* Objective: Determine how many lines contain the string "this". Reply with that figure and nothing else.

* Listed entries:
* start *
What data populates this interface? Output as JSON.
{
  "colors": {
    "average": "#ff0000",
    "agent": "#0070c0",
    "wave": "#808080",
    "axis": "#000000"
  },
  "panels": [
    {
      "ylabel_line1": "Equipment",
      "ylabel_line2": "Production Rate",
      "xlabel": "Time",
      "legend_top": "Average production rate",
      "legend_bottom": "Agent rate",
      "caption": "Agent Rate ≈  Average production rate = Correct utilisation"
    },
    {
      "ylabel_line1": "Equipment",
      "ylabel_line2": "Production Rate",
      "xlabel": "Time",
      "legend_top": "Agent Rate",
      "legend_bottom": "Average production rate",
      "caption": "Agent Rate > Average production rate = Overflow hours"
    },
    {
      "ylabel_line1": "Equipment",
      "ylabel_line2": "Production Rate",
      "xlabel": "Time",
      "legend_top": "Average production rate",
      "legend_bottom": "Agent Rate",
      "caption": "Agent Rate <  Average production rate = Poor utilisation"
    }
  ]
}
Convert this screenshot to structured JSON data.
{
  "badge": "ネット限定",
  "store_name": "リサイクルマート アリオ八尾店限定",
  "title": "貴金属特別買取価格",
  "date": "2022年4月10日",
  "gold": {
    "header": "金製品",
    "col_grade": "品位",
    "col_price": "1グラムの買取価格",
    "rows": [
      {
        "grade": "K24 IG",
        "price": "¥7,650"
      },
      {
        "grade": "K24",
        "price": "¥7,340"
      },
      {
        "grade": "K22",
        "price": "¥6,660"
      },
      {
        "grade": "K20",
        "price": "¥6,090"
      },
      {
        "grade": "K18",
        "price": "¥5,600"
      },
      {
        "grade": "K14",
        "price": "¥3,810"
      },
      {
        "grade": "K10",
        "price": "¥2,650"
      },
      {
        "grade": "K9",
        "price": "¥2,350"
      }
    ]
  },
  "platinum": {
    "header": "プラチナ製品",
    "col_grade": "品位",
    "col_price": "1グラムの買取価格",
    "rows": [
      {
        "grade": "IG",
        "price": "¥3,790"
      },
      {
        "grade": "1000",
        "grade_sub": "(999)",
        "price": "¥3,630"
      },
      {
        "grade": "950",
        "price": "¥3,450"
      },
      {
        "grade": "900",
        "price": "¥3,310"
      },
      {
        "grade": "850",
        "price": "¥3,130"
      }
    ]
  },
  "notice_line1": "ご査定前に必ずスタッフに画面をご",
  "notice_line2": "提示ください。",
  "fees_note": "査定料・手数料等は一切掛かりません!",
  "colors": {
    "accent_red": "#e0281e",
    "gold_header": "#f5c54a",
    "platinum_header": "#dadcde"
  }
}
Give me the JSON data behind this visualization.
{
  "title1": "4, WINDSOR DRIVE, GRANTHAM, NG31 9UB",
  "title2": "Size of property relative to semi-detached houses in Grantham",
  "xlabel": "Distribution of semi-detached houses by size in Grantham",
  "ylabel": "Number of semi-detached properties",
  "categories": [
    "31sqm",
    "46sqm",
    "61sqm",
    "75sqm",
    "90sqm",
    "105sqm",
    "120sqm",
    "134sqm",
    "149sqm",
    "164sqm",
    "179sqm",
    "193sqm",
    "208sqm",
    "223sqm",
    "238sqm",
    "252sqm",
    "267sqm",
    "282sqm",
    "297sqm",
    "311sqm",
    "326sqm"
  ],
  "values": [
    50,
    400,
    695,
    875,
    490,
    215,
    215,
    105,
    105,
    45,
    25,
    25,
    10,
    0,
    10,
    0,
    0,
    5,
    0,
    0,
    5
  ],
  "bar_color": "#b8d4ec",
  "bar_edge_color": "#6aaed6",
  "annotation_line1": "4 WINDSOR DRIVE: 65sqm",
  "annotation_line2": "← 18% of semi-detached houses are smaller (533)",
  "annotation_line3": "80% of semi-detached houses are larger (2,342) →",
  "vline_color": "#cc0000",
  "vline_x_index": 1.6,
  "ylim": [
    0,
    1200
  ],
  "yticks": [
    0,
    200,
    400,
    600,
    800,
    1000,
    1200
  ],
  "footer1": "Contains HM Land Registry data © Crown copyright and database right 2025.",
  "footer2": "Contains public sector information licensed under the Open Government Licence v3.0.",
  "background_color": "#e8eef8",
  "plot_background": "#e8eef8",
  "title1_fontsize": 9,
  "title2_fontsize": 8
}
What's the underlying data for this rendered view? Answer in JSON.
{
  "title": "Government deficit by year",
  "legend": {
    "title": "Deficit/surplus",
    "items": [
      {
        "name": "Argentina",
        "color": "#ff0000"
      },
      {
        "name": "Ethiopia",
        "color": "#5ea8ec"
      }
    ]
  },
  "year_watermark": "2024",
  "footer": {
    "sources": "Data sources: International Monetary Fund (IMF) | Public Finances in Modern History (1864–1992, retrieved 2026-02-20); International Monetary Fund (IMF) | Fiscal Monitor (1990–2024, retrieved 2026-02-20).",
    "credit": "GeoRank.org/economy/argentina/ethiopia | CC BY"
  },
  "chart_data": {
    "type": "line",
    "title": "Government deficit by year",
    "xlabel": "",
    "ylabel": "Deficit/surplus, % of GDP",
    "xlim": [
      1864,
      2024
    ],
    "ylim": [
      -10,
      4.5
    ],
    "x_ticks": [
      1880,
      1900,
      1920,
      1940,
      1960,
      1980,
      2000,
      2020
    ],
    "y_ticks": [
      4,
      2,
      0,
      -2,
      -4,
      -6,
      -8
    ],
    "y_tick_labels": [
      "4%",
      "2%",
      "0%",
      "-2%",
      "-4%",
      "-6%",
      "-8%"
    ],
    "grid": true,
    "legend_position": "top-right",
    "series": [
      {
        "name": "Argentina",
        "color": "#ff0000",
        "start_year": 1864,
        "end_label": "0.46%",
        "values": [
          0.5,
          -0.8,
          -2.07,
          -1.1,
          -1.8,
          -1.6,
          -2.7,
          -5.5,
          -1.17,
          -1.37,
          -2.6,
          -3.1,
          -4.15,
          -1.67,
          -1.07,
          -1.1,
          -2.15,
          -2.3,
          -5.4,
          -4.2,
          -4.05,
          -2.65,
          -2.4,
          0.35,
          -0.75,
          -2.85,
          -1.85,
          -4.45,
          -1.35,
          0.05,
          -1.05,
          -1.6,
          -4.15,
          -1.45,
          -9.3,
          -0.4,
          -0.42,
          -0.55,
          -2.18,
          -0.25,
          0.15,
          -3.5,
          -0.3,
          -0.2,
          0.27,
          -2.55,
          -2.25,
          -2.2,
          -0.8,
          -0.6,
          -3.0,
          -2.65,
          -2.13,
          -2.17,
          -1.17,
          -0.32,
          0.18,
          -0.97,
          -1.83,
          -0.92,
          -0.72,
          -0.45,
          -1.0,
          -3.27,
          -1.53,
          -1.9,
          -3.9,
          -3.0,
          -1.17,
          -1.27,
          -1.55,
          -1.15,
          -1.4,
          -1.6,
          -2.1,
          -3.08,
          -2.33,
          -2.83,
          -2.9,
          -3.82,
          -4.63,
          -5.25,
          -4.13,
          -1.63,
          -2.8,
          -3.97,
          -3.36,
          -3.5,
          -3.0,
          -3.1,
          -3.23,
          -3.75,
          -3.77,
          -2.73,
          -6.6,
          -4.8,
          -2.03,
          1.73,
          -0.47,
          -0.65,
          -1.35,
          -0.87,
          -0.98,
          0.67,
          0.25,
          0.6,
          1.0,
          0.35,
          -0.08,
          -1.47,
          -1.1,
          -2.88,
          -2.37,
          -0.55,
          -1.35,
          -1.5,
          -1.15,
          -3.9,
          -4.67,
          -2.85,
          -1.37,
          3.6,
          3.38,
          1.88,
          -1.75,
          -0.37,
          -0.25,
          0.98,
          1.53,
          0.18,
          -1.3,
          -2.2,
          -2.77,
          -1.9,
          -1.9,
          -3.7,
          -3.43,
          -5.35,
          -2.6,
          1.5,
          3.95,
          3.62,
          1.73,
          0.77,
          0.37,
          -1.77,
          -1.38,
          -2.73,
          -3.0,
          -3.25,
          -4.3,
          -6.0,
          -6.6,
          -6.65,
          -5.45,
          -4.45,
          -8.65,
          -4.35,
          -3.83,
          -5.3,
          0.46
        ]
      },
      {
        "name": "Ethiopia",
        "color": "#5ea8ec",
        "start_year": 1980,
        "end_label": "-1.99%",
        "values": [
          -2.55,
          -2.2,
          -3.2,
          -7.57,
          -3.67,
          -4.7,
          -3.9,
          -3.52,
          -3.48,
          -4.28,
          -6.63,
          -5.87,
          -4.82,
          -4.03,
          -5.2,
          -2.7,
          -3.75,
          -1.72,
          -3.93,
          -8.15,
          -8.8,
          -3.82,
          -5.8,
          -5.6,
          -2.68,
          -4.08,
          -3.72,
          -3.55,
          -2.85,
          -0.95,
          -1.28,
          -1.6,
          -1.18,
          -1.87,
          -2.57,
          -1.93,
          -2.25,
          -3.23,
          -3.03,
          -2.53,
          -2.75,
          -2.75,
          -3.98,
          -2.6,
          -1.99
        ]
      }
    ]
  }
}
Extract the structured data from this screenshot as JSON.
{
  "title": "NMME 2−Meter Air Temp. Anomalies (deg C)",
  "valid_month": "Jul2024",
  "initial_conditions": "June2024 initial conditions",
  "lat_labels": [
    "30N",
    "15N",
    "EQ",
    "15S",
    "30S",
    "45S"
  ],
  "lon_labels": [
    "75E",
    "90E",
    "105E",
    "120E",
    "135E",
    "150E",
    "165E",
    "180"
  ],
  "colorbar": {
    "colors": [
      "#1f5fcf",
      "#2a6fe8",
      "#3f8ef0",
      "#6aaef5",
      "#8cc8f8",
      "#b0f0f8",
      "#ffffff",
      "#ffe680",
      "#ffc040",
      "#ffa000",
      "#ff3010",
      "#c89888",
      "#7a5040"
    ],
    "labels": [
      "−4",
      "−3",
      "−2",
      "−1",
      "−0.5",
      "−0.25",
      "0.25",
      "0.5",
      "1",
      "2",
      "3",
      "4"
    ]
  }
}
* end *
* Answer: 5